#### [CHALLENGE]
Transcribe the lines below verbatim, skipping the images.

#### [INFORMATION SUPPLIED]
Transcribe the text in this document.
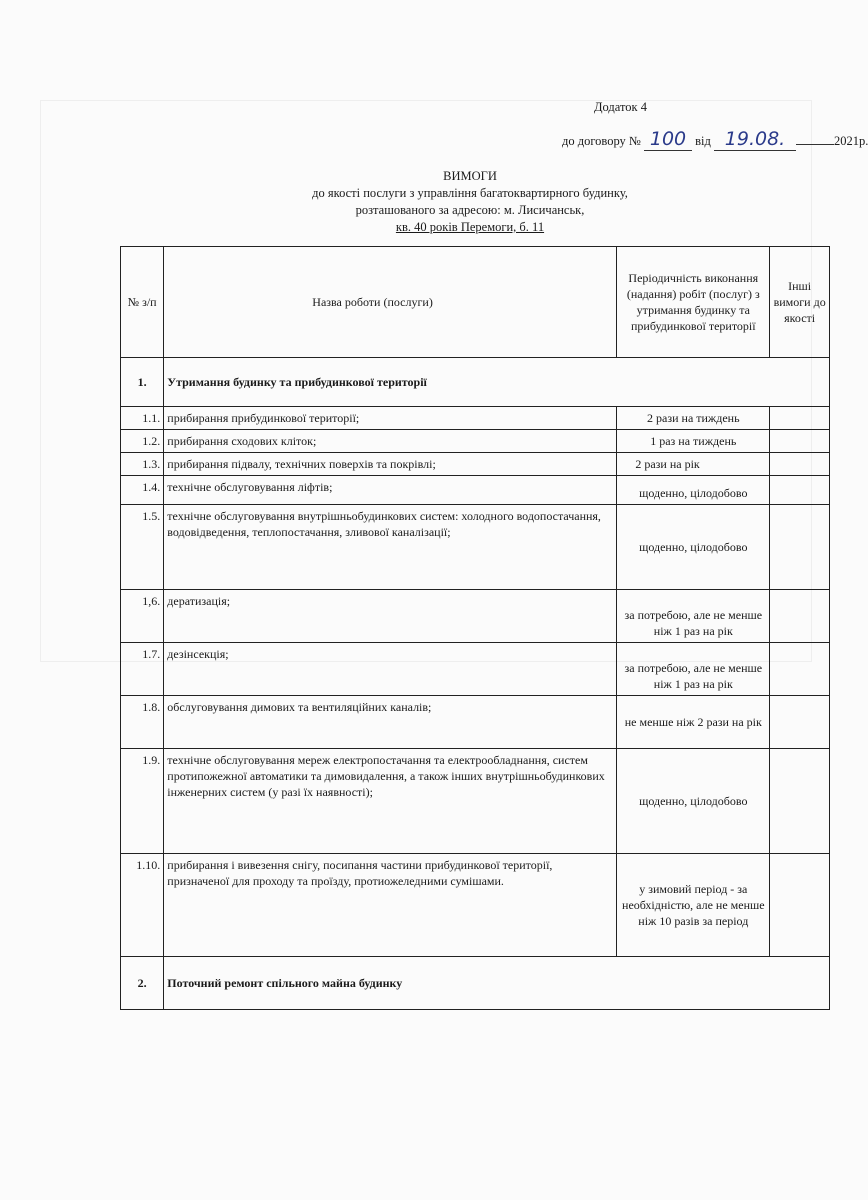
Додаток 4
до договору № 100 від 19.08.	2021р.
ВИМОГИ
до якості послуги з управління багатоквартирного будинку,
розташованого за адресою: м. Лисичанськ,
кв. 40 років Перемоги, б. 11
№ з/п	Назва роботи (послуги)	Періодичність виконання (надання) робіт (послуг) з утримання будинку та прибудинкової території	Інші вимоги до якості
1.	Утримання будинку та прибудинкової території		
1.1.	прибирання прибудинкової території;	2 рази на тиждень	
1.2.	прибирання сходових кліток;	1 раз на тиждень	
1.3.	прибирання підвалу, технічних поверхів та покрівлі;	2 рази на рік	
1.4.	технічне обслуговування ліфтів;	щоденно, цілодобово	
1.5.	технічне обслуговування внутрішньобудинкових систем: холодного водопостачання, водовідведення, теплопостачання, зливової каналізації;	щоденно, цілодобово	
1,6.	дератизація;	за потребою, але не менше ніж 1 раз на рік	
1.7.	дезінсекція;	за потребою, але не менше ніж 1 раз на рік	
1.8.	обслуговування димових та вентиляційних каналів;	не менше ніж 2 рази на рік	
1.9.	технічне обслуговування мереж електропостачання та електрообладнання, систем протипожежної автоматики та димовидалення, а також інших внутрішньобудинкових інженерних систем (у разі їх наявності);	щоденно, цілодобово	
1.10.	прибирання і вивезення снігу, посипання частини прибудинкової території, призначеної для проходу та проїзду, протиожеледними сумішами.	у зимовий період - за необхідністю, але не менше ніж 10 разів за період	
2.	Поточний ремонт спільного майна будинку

#### [ANSWER FOR THE TASK]
Transcribe the text in this document.
Додаток 4
до договору № 100 від 19.08.	2021р.
ВИМОГИ
до якості послуги з управління багатоквартирного будинку,
розташованого за адресою: м. Лисичанськ,
кв. 40 років Перемоги, б. 11
№ з/п	Назва роботи (послуги)	Періодичність виконання (надання) робіт (послуг) з утримання будинку та прибудинкової території	Інші вимоги до якості
1.	Утримання будинку та прибудинкової території		
1.1.	прибирання прибудинкової території;	2 рази на тиждень	
1.2.	прибирання сходових кліток;	1 раз на тиждень	
1.3.	прибирання підвалу, технічних поверхів та покрівлі;	2 рази на рік	
1.4.	технічне обслуговування ліфтів;	щоденно, цілодобово	
1.5.	технічне обслуговування внутрішньобудинкових систем: холодного водопостачання, водовідведення, теплопостачання, зливової каналізації;	щоденно, цілодобово	
1,6.	дератизація;	за потребою, але не менше ніж 1 раз на рік	
1.7.	дезінсекція;	за потребою, але не менше ніж 1 раз на рік	
1.8.	обслуговування димових та вентиляційних каналів;	не менше ніж 2 рази на рік	
1.9.	технічне обслуговування мереж електропостачання та електрообладнання, систем протипожежної автоматики та димовидалення, а також інших внутрішньобудинкових інженерних систем (у разі їх наявності);	щоденно, цілодобово	
1.10.	прибирання і вивезення снігу, посипання частини прибудинкової території, призначеної для проходу та проїзду, протиожеледними сумішами.	у зимовий період - за необхідністю, але не менше ніж 10 разів за період	
2.	Поточний ремонт спільного майна будинку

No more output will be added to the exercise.